→ **What to work on**: Reproduce the material in full, exactly as written.

→ **Data entries**:
───

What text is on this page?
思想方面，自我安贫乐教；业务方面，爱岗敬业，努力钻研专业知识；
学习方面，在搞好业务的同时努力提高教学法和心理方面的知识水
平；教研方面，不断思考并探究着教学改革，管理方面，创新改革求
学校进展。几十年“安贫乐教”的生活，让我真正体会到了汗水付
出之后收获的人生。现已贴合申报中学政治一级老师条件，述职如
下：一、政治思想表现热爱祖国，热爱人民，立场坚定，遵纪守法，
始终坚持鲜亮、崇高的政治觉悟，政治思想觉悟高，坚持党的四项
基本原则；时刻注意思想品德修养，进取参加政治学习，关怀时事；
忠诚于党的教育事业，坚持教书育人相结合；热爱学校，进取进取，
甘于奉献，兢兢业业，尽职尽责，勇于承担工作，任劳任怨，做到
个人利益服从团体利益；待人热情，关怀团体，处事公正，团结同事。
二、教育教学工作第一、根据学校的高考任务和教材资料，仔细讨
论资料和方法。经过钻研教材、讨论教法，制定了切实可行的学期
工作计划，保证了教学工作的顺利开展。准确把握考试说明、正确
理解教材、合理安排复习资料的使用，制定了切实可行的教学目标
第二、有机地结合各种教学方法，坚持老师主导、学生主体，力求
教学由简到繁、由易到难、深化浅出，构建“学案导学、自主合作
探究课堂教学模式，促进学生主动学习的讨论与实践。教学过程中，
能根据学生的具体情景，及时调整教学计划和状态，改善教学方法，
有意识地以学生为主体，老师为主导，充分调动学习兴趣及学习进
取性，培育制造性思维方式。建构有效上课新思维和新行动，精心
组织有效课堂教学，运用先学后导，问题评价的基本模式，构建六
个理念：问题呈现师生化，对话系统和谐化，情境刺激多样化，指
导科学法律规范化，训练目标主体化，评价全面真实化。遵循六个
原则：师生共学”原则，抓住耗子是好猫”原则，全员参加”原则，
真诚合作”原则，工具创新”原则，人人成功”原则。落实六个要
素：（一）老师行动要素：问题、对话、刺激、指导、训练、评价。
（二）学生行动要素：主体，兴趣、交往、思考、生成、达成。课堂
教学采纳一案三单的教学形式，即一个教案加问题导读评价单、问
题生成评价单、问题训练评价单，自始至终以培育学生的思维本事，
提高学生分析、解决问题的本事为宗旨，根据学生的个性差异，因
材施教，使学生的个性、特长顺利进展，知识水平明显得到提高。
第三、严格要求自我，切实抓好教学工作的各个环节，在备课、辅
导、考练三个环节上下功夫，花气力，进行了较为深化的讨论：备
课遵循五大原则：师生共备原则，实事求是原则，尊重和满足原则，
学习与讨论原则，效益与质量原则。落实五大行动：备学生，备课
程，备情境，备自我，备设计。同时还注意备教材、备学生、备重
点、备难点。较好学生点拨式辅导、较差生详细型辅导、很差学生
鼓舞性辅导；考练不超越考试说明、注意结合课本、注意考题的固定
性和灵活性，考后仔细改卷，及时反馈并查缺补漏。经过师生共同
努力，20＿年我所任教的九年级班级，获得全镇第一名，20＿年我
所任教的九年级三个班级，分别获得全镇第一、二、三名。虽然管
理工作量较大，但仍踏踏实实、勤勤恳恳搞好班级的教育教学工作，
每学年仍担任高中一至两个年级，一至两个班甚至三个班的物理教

───

→ **The completed task**:
What text is on this page?
思想方面，自我安贫乐教；业务方面，爱岗敬业，努力钻研专业知识；
学习方面，在搞好业务的同时努力提高教学法和心理方面的知识水
平；教研方面，不断思考并探究着教学改革，管理方面，创新改革求
学校进展。几十年“安贫乐教”的生活，让我真正体会到了汗水付
出之后收获的人生。现已贴合申报中学政治一级老师条件，述职如
下：一、政治思想表现热爱祖国，热爱人民，立场坚定，遵纪守法，
始终坚持鲜亮、崇高的政治觉悟，政治思想觉悟高，坚持党的四项
基本原则；时刻注意思想品德修养，进取参加政治学习，关怀时事；
忠诚于党的教育事业，坚持教书育人相结合；热爱学校，进取进取，
甘于奉献，兢兢业业，尽职尽责，勇于承担工作，任劳任怨，做到
个人利益服从团体利益；待人热情，关怀团体，处事公正，团结同事。
二、教育教学工作第一、根据学校的高考任务和教材资料，仔细讨
论资料和方法。经过钻研教材、讨论教法，制定了切实可行的学期
工作计划，保证了教学工作的顺利开展。准确把握考试说明、正确
理解教材、合理安排复习资料的使用，制定了切实可行的教学目标
第二、有机地结合各种教学方法，坚持老师主导、学生主体，力求
教学由简到繁、由易到难、深化浅出，构建“学案导学、自主合作
探究课堂教学模式，促进学生主动学习的讨论与实践。教学过程中，
能根据学生的具体情景，及时调整教学计划和状态，改善教学方法，
有意识地以学生为主体，老师为主导，充分调动学习兴趣及学习进
取性，培育制造性思维方式。建构有效上课新思维和新行动，精心
组织有效课堂教学，运用先学后导，问题评价的基本模式，构建六
个理念：问题呈现师生化，对话系统和谐化，情境刺激多样化，指
导科学法律规范化，训练目标主体化，评价全面真实化。遵循六个
原则：师生共学”原则，抓住耗子是好猫”原则，全员参加”原则，
真诚合作”原则，工具创新”原则，人人成功”原则。落实六个要
素：（一）老师行动要素：问题、对话、刺激、指导、训练、评价。
（二）学生行动要素：主体，兴趣、交往、思考、生成、达成。课堂
教学采纳一案三单的教学形式，即一个教案加问题导读评价单、问
题生成评价单、问题训练评价单，自始至终以培育学生的思维本事，
提高学生分析、解决问题的本事为宗旨，根据学生的个性差异，因
材施教，使学生的个性、特长顺利进展，知识水平明显得到提高。
第三、严格要求自我，切实抓好教学工作的各个环节，在备课、辅
导、考练三个环节上下功夫，花气力，进行了较为深化的讨论：备
课遵循五大原则：师生共备原则，实事求是原则，尊重和满足原则，
学习与讨论原则，效益与质量原则。落实五大行动：备学生，备课
程，备情境，备自我，备设计。同时还注意备教材、备学生、备重
点、备难点。较好学生点拨式辅导、较差生详细型辅导、很差学生
鼓舞性辅导；考练不超越考试说明、注意结合课本、注意考题的固定
性和灵活性，考后仔细改卷，及时反馈并查缺补漏。经过师生共同
努力，20＿年我所任教的九年级班级，获得全镇第一名，20＿年我
所任教的九年级三个班级，分别获得全镇第一、二、三名。虽然管
理工作量较大，但仍踏踏实实、勤勤恳恳搞好班级的教育教学工作，
每学年仍担任高中一至两个年级，一至两个班甚至三个班的物理教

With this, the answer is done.